BEGIN Task material
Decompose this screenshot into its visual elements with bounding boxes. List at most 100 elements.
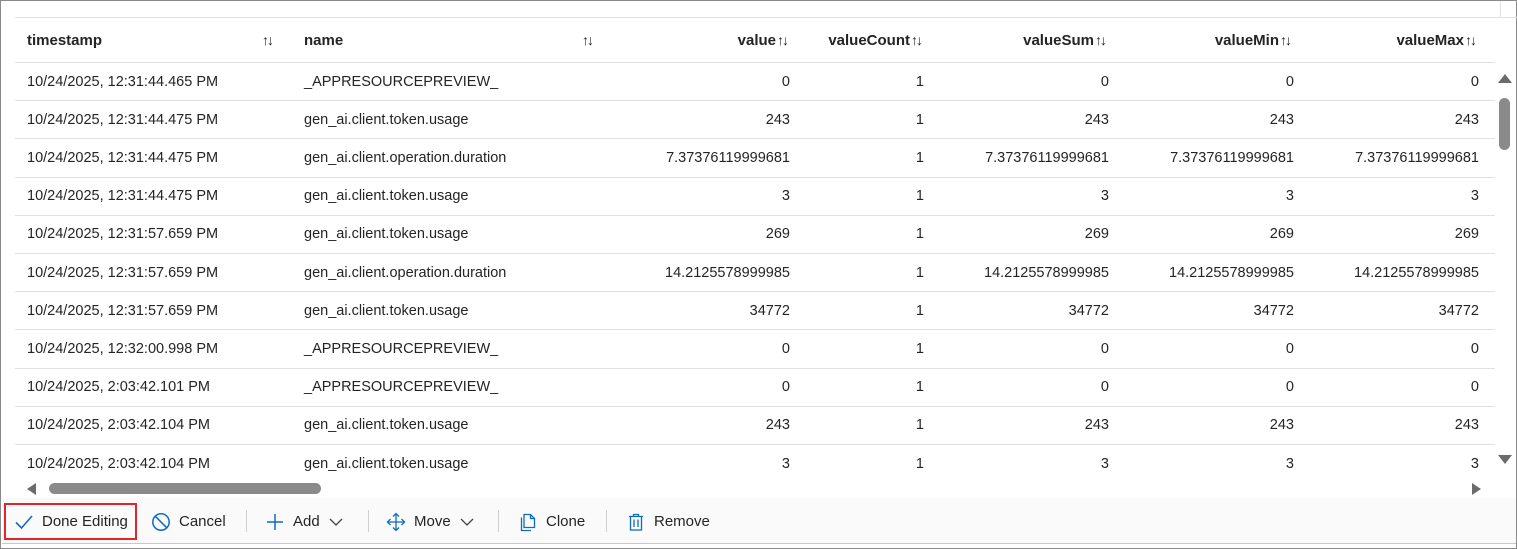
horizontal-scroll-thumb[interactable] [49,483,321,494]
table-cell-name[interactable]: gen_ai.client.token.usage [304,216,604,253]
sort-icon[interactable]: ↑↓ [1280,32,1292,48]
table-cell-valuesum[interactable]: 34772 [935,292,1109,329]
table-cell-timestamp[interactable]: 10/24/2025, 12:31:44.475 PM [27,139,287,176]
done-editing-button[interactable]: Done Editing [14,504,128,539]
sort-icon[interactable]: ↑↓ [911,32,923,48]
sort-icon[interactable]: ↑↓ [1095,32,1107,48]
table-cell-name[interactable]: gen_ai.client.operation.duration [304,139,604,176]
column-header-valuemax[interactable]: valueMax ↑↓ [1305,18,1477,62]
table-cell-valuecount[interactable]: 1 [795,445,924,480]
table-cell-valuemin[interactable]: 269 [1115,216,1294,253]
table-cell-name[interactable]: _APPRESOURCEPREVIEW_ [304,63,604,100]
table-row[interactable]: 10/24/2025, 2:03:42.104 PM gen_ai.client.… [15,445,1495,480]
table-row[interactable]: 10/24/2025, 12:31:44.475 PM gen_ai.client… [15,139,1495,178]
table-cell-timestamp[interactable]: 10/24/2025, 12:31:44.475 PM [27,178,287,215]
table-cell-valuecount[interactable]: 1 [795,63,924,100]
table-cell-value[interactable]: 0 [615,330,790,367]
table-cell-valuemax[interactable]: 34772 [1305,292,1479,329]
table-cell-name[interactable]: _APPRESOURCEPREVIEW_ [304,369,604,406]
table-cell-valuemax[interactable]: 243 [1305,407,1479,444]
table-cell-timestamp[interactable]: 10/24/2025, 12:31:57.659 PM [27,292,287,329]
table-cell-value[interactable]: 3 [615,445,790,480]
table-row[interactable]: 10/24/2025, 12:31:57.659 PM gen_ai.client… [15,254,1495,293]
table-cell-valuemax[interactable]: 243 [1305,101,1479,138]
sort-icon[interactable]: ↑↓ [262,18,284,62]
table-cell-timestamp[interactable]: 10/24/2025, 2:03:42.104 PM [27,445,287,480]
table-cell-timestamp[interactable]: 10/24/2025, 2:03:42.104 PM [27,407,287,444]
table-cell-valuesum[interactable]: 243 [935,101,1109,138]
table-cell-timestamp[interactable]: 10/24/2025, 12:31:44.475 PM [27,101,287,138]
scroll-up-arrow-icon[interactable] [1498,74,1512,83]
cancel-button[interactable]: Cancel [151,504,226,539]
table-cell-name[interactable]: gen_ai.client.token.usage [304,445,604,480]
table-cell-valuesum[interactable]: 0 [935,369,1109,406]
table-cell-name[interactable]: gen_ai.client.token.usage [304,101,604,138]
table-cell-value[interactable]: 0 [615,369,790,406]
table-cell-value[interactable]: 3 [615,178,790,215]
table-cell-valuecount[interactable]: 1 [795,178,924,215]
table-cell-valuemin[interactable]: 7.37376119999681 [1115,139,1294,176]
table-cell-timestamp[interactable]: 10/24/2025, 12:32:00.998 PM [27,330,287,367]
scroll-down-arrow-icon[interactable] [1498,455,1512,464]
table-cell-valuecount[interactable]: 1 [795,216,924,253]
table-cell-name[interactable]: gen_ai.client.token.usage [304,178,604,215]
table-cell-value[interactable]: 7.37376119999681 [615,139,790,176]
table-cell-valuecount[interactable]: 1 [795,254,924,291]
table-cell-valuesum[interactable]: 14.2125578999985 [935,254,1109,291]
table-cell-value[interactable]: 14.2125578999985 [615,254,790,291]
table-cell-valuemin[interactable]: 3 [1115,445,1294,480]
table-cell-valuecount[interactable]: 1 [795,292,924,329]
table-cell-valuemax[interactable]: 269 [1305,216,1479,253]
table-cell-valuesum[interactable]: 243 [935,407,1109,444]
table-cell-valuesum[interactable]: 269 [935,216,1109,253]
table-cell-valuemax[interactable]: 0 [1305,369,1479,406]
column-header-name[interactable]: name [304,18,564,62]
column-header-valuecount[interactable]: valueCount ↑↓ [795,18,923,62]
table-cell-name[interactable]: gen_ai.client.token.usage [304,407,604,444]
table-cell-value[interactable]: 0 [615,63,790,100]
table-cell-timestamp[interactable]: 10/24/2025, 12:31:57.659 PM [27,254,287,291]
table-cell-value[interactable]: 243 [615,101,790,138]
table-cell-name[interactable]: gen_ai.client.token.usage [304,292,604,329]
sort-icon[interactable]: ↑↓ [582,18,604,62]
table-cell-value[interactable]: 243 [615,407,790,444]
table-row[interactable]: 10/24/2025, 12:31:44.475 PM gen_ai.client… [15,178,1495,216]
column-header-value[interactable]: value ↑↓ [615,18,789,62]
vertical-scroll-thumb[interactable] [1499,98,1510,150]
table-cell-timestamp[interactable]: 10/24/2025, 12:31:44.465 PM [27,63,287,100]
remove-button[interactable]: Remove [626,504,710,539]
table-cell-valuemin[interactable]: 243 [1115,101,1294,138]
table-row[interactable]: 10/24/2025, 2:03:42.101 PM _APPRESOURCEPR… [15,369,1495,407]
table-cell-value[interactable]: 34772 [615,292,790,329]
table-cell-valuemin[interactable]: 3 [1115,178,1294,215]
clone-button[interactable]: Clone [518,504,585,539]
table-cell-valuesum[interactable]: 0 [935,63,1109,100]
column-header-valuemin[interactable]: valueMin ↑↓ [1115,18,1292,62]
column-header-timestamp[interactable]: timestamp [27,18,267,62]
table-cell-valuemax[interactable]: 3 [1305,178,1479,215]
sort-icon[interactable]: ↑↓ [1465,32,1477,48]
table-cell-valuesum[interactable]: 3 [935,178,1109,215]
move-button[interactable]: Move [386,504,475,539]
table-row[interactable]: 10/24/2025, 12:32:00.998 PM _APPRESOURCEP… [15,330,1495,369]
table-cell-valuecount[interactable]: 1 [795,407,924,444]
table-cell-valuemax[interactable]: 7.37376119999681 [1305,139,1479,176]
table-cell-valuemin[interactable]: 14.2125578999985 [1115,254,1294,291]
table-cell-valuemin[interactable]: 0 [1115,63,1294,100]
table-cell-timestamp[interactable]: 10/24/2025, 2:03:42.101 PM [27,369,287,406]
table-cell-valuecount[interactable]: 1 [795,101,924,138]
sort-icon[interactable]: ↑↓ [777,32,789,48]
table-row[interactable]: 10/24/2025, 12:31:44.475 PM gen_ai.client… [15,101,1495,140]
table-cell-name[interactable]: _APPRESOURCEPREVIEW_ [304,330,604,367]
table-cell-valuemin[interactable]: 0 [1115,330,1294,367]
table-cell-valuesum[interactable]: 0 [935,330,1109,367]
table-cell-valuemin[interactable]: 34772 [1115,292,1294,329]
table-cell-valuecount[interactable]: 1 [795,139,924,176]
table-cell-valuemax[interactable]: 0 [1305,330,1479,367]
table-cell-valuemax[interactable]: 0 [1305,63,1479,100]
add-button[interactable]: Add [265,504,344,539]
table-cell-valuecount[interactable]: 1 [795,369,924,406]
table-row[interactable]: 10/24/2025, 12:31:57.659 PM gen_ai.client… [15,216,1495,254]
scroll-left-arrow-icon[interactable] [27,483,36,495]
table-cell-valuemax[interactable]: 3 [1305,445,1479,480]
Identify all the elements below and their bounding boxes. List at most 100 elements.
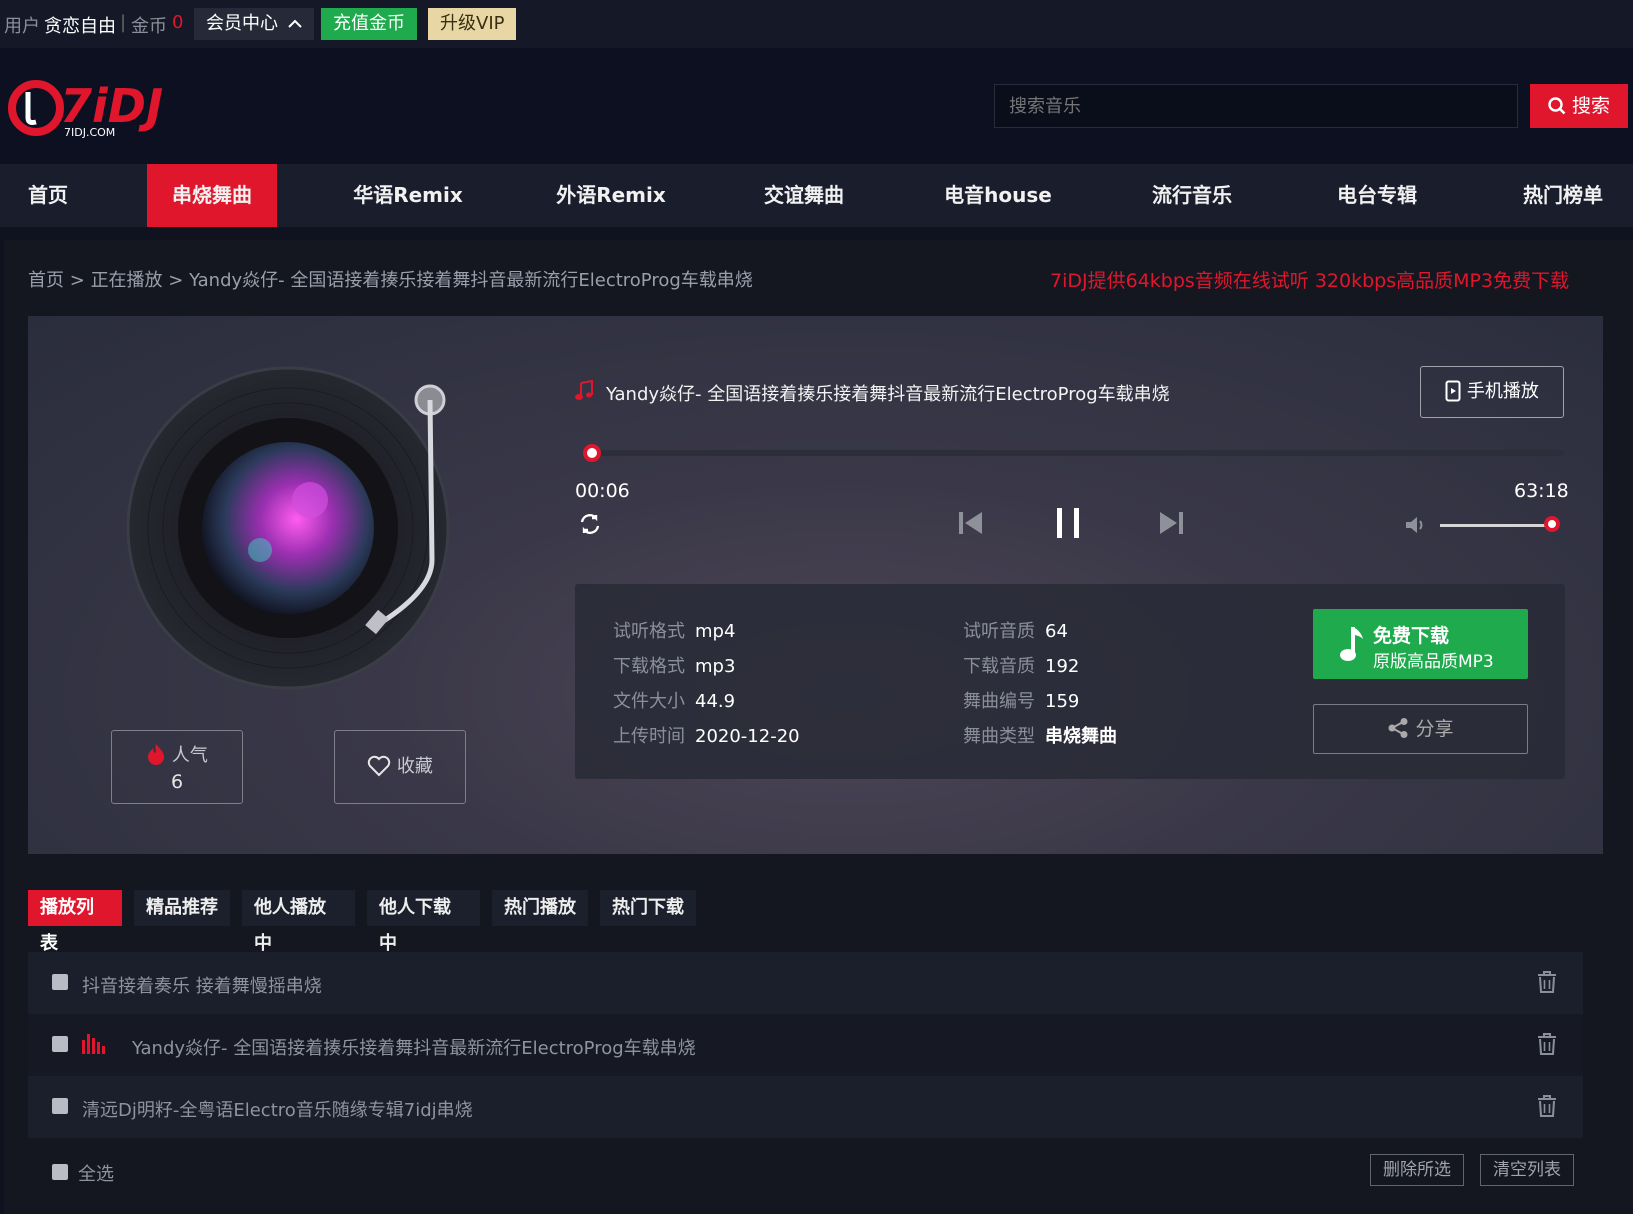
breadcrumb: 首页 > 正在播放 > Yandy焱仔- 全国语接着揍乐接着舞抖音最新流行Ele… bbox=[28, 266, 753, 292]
END Task material
Task prompt. Rewrite every line of the listing above as a numbered list, omitting any blank lines and leaving out the pictures.

Output of the task.
1. Decompose this screenshot into its visual elements with bounding boxes. List at most 100 elements.
2. horizontal-scroll-thumb[interactable] [49,483,321,494]
3. table-cell-name[interactable]: gen_ai.client.token.usage [304,216,604,253]
4. sort-icon[interactable]: ↑↓ [1280,32,1292,48]
5. table-cell-valuesum[interactable]: 34772 [935,292,1109,329]
6. table-cell-timestamp[interactable]: 10/24/2025, 12:31:44.475 PM [27,139,287,176]
7. done-editing-button[interactable]: Done Editing [14,504,128,539]
8. sort-icon[interactable]: ↑↓ [911,32,923,48]
9. sort-icon[interactable]: ↑↓ [1095,32,1107,48]
10. table-cell-name[interactable]: gen_ai.client.operation.duration [304,139,604,176]
11. column-header-valuemax[interactable]: valueMax ↑↓ [1305,18,1477,62]
12. table-cell-valuecount[interactable]: 1 [795,445,924,480]
13. table-cell-valuemin[interactable]: 269 [1115,216,1294,253]
14. table-cell-name[interactable]: _APPRESOURCEPREVIEW_ [304,63,604,100]
15. table-row[interactable]: 10/24/2025, 2:03:42.104 PM gen_ai.client.… [15,445,1495,480]
16. table-row[interactable]: 10/24/2025, 12:31:44.475 PM gen_ai.client… [15,139,1495,178]
17. table-cell-timestamp[interactable]: 10/24/2025, 12:31:44.475 PM [27,178,287,215]
18. table-cell-valuecount[interactable]: 1 [795,63,924,100]
19. table-cell-value[interactable]: 0 [615,330,790,367]
20. table-cell-valuemax[interactable]: 34772 [1305,292,1479,329]
21. table-cell-name[interactable]: _APPRESOURCEPREVIEW_ [304,369,604,406]
22. table-cell-valuemax[interactable]: 243 [1305,407,1479,444]
23. table-cell-timestamp[interactable]: 10/24/2025, 12:31:57.659 PM [27,292,287,329]
24. table-cell-value[interactable]: 3 [615,445,790,480]
25. table-row[interactable]: 10/24/2025, 12:31:57.659 PM gen_ai.client… [15,254,1495,293]
26. table-cell-valuemax[interactable]: 243 [1305,101,1479,138]
27. sort-icon[interactable]: ↑↓ [262,18,284,62]
28. table-cell-timestamp[interactable]: 10/24/2025, 2:03:42.104 PM [27,445,287,480]
29. table-cell-timestamp[interactable]: 10/24/2025, 2:03:42.104 PM [27,407,287,444]
30. table-cell-valuesum[interactable]: 243 [935,101,1109,138]
31. table-cell-timestamp[interactable]: 10/24/2025, 12:31:44.475 PM [27,101,287,138]
32. scroll-up-arrow-icon[interactable] [1498,74,1512,83]
33. cancel-button[interactable]: Cancel [151,504,226,539]
34. table-cell-name[interactable]: gen_ai.client.token.usage [304,445,604,480]
35. table-cell-valuesum[interactable]: 0 [935,369,1109,406]
36. table-cell-name[interactable]: gen_ai.client.token.usage [304,101,604,138]
37. table-cell-value[interactable]: 0 [615,369,790,406]
38. table-cell-value[interactable]: 3 [615,178,790,215]
39. table-cell-valuecount[interactable]: 1 [795,178,924,215]
40. table-cell-valuemin[interactable]: 7.37376119999681 [1115,139,1294,176]
41. table-cell-timestamp[interactable]: 10/24/2025, 12:32:00.998 PM [27,330,287,367]
42. scroll-down-arrow-icon[interactable] [1498,455,1512,464]
43. table-cell-valuecount[interactable]: 1 [795,216,924,253]
44. table-cell-name[interactable]: gen_ai.client.token.usage [304,178,604,215]
45. table-cell-value[interactable]: 7.37376119999681 [615,139,790,176]
46. table-cell-valuecount[interactable]: 1 [795,254,924,291]
47. table-cell-valuesum[interactable]: 14.2125578999985 [935,254,1109,291]
48. table-cell-value[interactable]: 14.2125578999985 [615,254,790,291]
49. table-cell-valuemin[interactable]: 3 [1115,445,1294,480]
50. table-cell-valuecount[interactable]: 1 [795,292,924,329]
51. table-cell-valuemax[interactable]: 269 [1305,216,1479,253]
52. table-cell-valuesum[interactable]: 243 [935,407,1109,444]
53. table-cell-valuesum[interactable]: 269 [935,216,1109,253]
54. table-cell-valuemax[interactable]: 0 [1305,369,1479,406]
55. column-header-name[interactable]: name [304,18,564,62]
56. column-header-valuecount[interactable]: valueCount ↑↓ [795,18,923,62]
57. table-cell-name[interactable]: gen_ai.client.token.usage [304,407,604,444]
58. table-cell-value[interactable]: 0 [615,63,790,100]
59. table-cell-timestamp[interactable]: 10/24/2025, 12:31:57.659 PM [27,254,287,291]
60. table-cell-value[interactable]: 243 [615,101,790,138]
61. table-cell-name[interactable]: gen_ai.client.token.usage [304,292,604,329]
62. sort-icon[interactable]: ↑↓ [582,18,604,62]
63. table-cell-value[interactable]: 243 [615,407,790,444]
64. table-row[interactable]: 10/24/2025, 12:31:44.475 PM gen_ai.client… [15,178,1495,216]
65. column-header-value[interactable]: value ↑↓ [615,18,789,62]
66. vertical-scroll-thumb[interactable] [1499,98,1510,150]
67. table-cell-timestamp[interactable]: 10/24/2025, 12:31:44.465 PM [27,63,287,100]
68. remove-button[interactable]: Remove [626,504,710,539]
69. table-cell-valuemin[interactable]: 243 [1115,101,1294,138]
70. table-row[interactable]: 10/24/2025, 2:03:42.101 PM _APPRESOURCEPR… [15,369,1495,407]
71. table-cell-value[interactable]: 34772 [615,292,790,329]
72. table-cell-valuemin[interactable]: 3 [1115,178,1294,215]
73. clone-button[interactable]: Clone [518,504,585,539]
74. table-cell-valuesum[interactable]: 0 [935,63,1109,100]
75. column-header-valuemin[interactable]: valueMin ↑↓ [1115,18,1292,62]
76. column-header-timestamp[interactable]: timestamp [27,18,267,62]
77. table-cell-valuemax[interactable]: 3 [1305,178,1479,215]
78. sort-icon[interactable]: ↑↓ [1465,32,1477,48]
79. table-cell-valuesum[interactable]: 3 [935,178,1109,215]
80. move-button[interactable]: Move [386,504,475,539]
81. table-row[interactable]: 10/24/2025, 12:32:00.998 PM _APPRESOURCEP… [15,330,1495,369]
82. table-cell-valuecount[interactable]: 1 [795,407,924,444]
83. table-cell-valuemax[interactable]: 7.37376119999681 [1305,139,1479,176]
84. table-cell-valuemin[interactable]: 14.2125578999985 [1115,254,1294,291]
85. table-cell-valuemin[interactable]: 0 [1115,63,1294,100]
86. table-cell-timestamp[interactable]: 10/24/2025, 2:03:42.101 PM [27,369,287,406]
87. table-cell-valuecount[interactable]: 1 [795,101,924,138]
88. sort-icon[interactable]: ↑↓ [777,32,789,48]
89. table-row[interactable]: 10/24/2025, 12:31:44.475 PM gen_ai.client… [15,101,1495,140]
90. table-cell-name[interactable]: _APPRESOURCEPREVIEW_ [304,330,604,367]
91. table-cell-valuemin[interactable]: 0 [1115,330,1294,367]
92. table-cell-valuesum[interactable]: 0 [935,330,1109,367]
93. table-cell-valuemin[interactable]: 34772 [1115,292,1294,329]
94. table-cell-valuecount[interactable]: 1 [795,139,924,176]
95. table-cell-valuemax[interactable]: 0 [1305,330,1479,367]
96. table-cell-valuemax[interactable]: 0 [1305,63,1479,100]
97. add-button[interactable]: Add [265,504,344,539]
98. table-cell-valuecount[interactable]: 1 [795,369,924,406]
99. table-row[interactable]: 10/24/2025, 12:31:57.659 PM gen_ai.client… [15,216,1495,254]
100. scroll-left-arrow-icon[interactable] [27,483,36,495]
101. table-cell-valuemax[interactable]: 3 [1305,445,1479,480]
102. Identify all the elements below and their bounding boxes. List at most 100 elements.
103. breadcrumb: 首页 > 正在播放 > Yandy焱仔- 全国语接着揍乐接着舞抖音最新流行Ele… bbox=[28, 266, 753, 292]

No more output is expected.